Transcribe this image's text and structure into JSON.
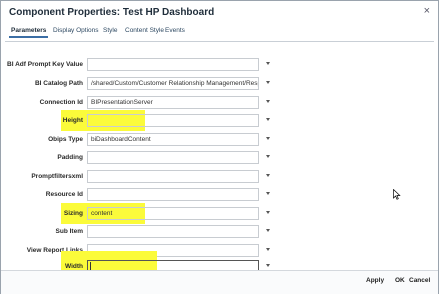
{
  "dialog": {
    "title": "Component Properties: Test HP Dashboard",
    "close_glyph": "×"
  },
  "tabs": [
    {
      "label": "Parameters",
      "active": true
    },
    {
      "label": "Display Options",
      "active": false
    },
    {
      "label": "Style",
      "active": false
    },
    {
      "label": "Content Style",
      "active": false
    },
    {
      "label": "Events",
      "active": false
    }
  ],
  "fields": [
    {
      "label": "BI Adf Prompt Key Value",
      "value": ""
    },
    {
      "label": "BI Catalog Path",
      "value": "/shared/Custom/Customer Relationship Management/Responsive/"
    },
    {
      "label": "Connection Id",
      "value": "BIPresentationServer"
    },
    {
      "label": "Height",
      "value": ""
    },
    {
      "label": "Obips Type",
      "value": "biDashboardContent"
    },
    {
      "label": "Padding",
      "value": ""
    },
    {
      "label": "Promptfiltersxml",
      "value": ""
    },
    {
      "label": "Resource Id",
      "value": ""
    },
    {
      "label": "Sizing",
      "value": "content"
    },
    {
      "label": "Sub Item",
      "value": ""
    },
    {
      "label": "View Report Links",
      "value": "_"
    },
    {
      "label": "Width",
      "value": ""
    }
  ],
  "highlight_color": "#fbfb3a",
  "footer": {
    "apply": "Apply",
    "ok": "OK",
    "cancel": "Cancel"
  }
}
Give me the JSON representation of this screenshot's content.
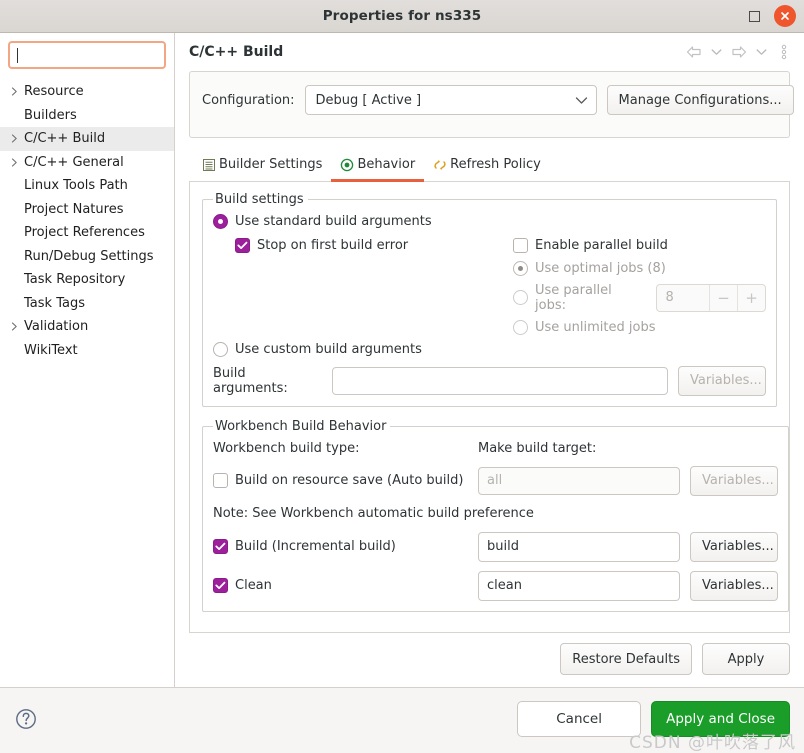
{
  "window": {
    "title": "Properties for ns335",
    "maximize_icon": "maximize-icon",
    "close_icon": "close-icon"
  },
  "sidebar": {
    "filter": {
      "value": "",
      "placeholder": ""
    },
    "items": [
      {
        "label": "Resource",
        "expandable": true,
        "selected": false
      },
      {
        "label": "Builders",
        "expandable": false,
        "selected": false
      },
      {
        "label": "C/C++ Build",
        "expandable": true,
        "selected": true
      },
      {
        "label": "C/C++ General",
        "expandable": true,
        "selected": false
      },
      {
        "label": "Linux Tools Path",
        "expandable": false,
        "selected": false
      },
      {
        "label": "Project Natures",
        "expandable": false,
        "selected": false
      },
      {
        "label": "Project References",
        "expandable": false,
        "selected": false
      },
      {
        "label": "Run/Debug Settings",
        "expandable": false,
        "selected": false
      },
      {
        "label": "Task Repository",
        "expandable": false,
        "selected": false
      },
      {
        "label": "Task Tags",
        "expandable": false,
        "selected": false
      },
      {
        "label": "Validation",
        "expandable": true,
        "selected": false
      },
      {
        "label": "WikiText",
        "expandable": false,
        "selected": false
      }
    ]
  },
  "header": {
    "title": "C/C++ Build",
    "tools": [
      "back-arrow-icon",
      "back-dropdown-chevron-icon",
      "forward-arrow-icon",
      "forward-dropdown-chevron-icon",
      "view-menu-icon"
    ]
  },
  "configuration": {
    "label": "Configuration:",
    "value": "Debug  [ Active ]",
    "manage_button": "Manage Configurations..."
  },
  "tabs": [
    {
      "label": "Builder Settings",
      "icon": "builder-settings-icon",
      "active": false
    },
    {
      "label": "Behavior",
      "icon": "behavior-icon",
      "active": true
    },
    {
      "label": "Refresh Policy",
      "icon": "refresh-policy-icon",
      "active": false
    }
  ],
  "build_settings": {
    "legend": "Build settings",
    "use_standard": {
      "label": "Use standard build arguments",
      "checked": true
    },
    "stop_on_first_error": {
      "label": "Stop on first build error",
      "checked": true
    },
    "enable_parallel": {
      "label": "Enable parallel build",
      "checked": false
    },
    "optimal_jobs": {
      "label": "Use optimal jobs (8)",
      "checked": true,
      "disabled": true
    },
    "parallel_jobs": {
      "label": "Use parallel jobs:",
      "checked": false,
      "disabled": true,
      "value": "8",
      "minus": "−",
      "plus": "+"
    },
    "unlimited_jobs": {
      "label": "Use unlimited jobs",
      "checked": false,
      "disabled": true
    },
    "use_custom": {
      "label": "Use custom build arguments",
      "checked": false
    },
    "build_arguments": {
      "label": "Build arguments:",
      "value": "",
      "variables_button": "Variables..."
    }
  },
  "workbench": {
    "legend": "Workbench Build Behavior",
    "build_type_label": "Workbench build type:",
    "make_target_label": "Make build target:",
    "rows": [
      {
        "label": "Build on resource save (Auto build)",
        "checked": false,
        "target": "",
        "target_placeholder": "all",
        "variables_button": "Variables...",
        "disabled": true
      },
      {
        "label": "Build (Incremental build)",
        "checked": true,
        "target": "build",
        "target_placeholder": "",
        "variables_button": "Variables...",
        "disabled": false
      },
      {
        "label": "Clean",
        "checked": true,
        "target": "clean",
        "target_placeholder": "",
        "variables_button": "Variables...",
        "disabled": false
      }
    ],
    "note": "Note: See Workbench automatic build preference"
  },
  "page_buttons": {
    "restore_defaults": "Restore Defaults",
    "apply": "Apply"
  },
  "bottom": {
    "help_icon": "help-icon",
    "cancel": "Cancel",
    "apply_and_close": "Apply and Close"
  },
  "watermark": "CSDN @叶吹落了风",
  "colors": {
    "accent_orange": "#e8613c",
    "focus_orange": "#f3a683",
    "control_purple": "#9c1f9c",
    "primary_green": "#1a9d29",
    "close_red": "#ef562d"
  }
}
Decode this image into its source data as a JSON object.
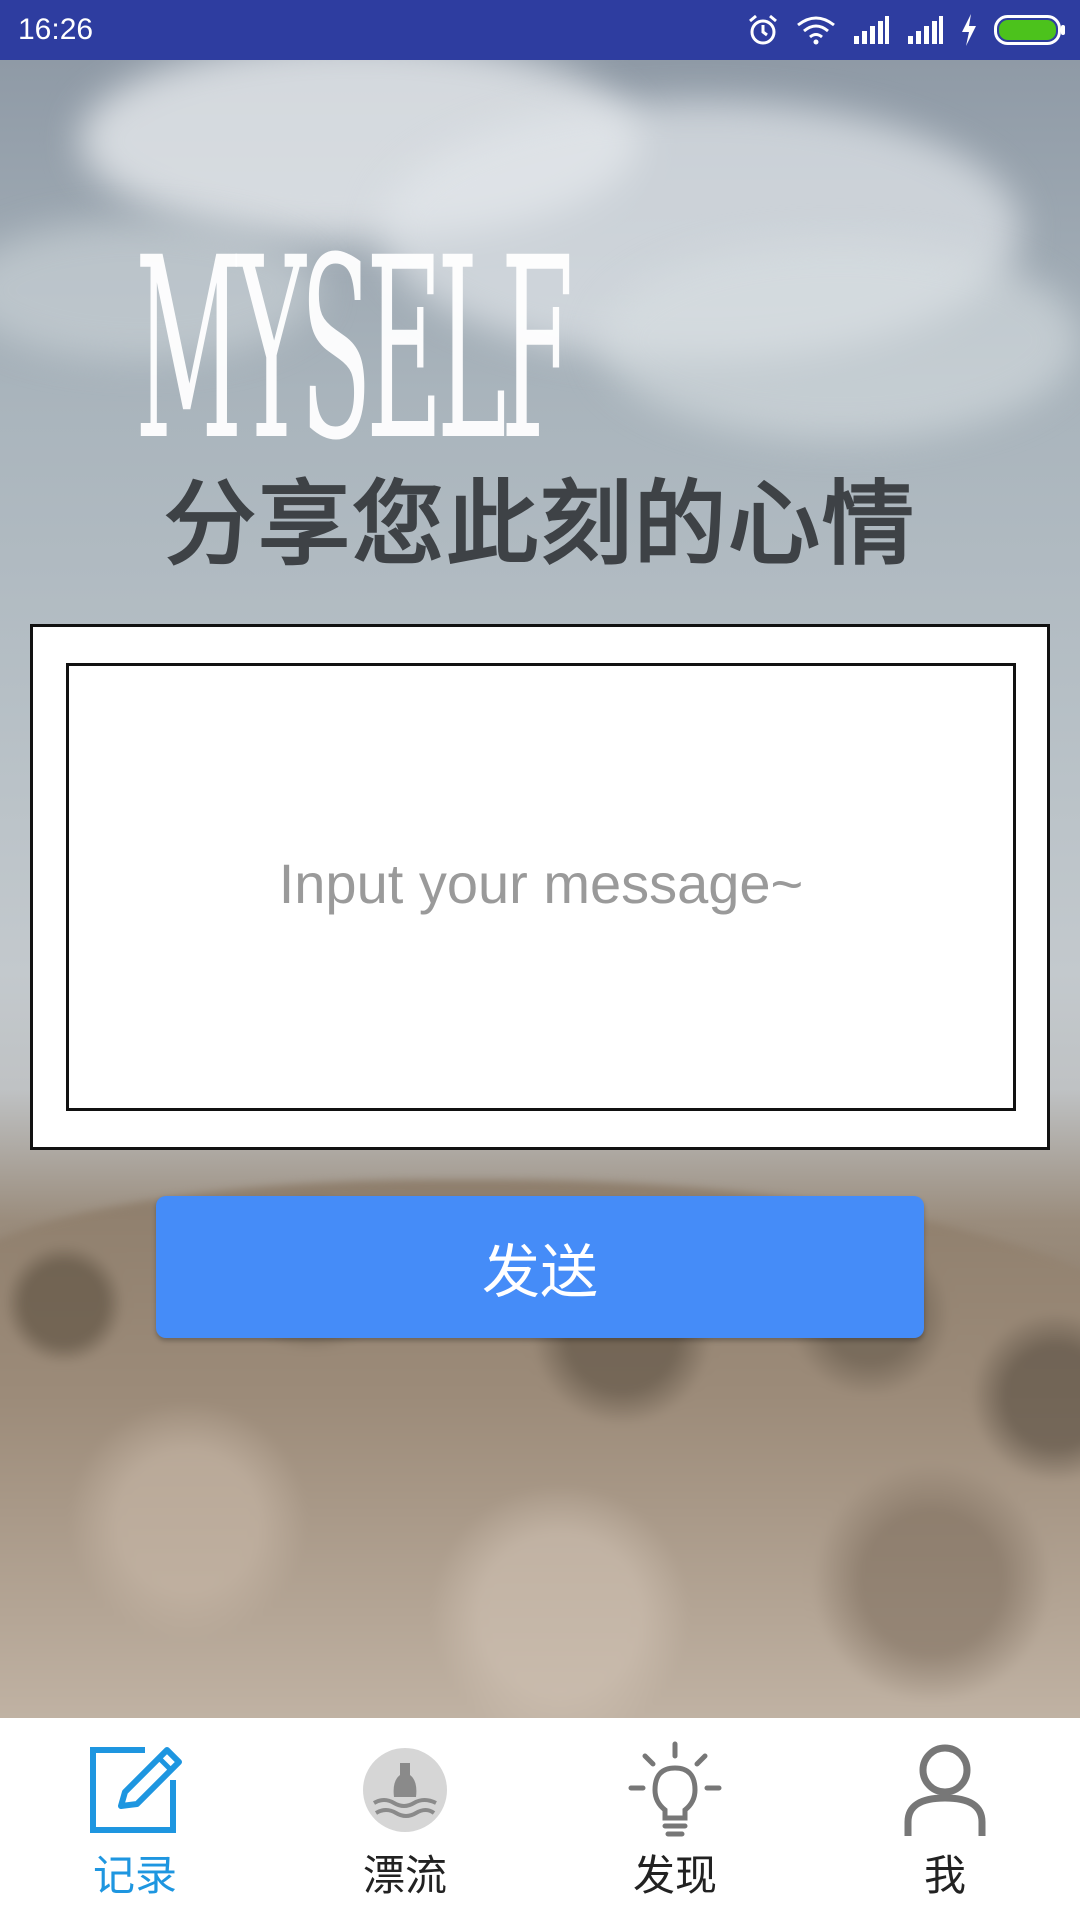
{
  "status_bar": {
    "time": "16:26",
    "icons": [
      "alarm-icon",
      "wifi-icon",
      "signal-icon",
      "signal-icon",
      "charging-icon",
      "battery-icon"
    ]
  },
  "logo_text": "MYSELF",
  "headline": "分享您此刻的心情",
  "message": {
    "placeholder": "Input your message~",
    "value": ""
  },
  "send_button": {
    "label": "发送"
  },
  "bottom_nav": {
    "items": [
      {
        "label": "记录",
        "icon": "edit-icon",
        "active": true
      },
      {
        "label": "漂流",
        "icon": "drift-bottle-icon",
        "active": false
      },
      {
        "label": "发现",
        "icon": "lightbulb-icon",
        "active": false
      },
      {
        "label": "我",
        "icon": "user-icon",
        "active": false
      }
    ]
  },
  "colors": {
    "status_bar": "#2e3da0",
    "accent": "#1e96e0",
    "send_button": "#458cf8",
    "battery": "#4cc21c"
  }
}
····················
DESCRIPTION OF THE TASK
All lines from the line containing "Decode this image" through the end of the listing above are to be given again exactly; pictures are not part of the copy.

FULL RESPONSE
Decode this image into its source data as a JSON object.
{
  "status_bar": {
    "time": "16:26",
    "icons": [
      "alarm-icon",
      "wifi-icon",
      "signal-icon",
      "signal-icon",
      "charging-icon",
      "battery-icon"
    ]
  },
  "logo_text": "MYSELF",
  "headline": "分享您此刻的心情",
  "message": {
    "placeholder": "Input your message~",
    "value": ""
  },
  "send_button": {
    "label": "发送"
  },
  "bottom_nav": {
    "items": [
      {
        "label": "记录",
        "icon": "edit-icon",
        "active": true
      },
      {
        "label": "漂流",
        "icon": "drift-bottle-icon",
        "active": false
      },
      {
        "label": "发现",
        "icon": "lightbulb-icon",
        "active": false
      },
      {
        "label": "我",
        "icon": "user-icon",
        "active": false
      }
    ]
  },
  "colors": {
    "status_bar": "#2e3da0",
    "accent": "#1e96e0",
    "send_button": "#458cf8",
    "battery": "#4cc21c"
  }
}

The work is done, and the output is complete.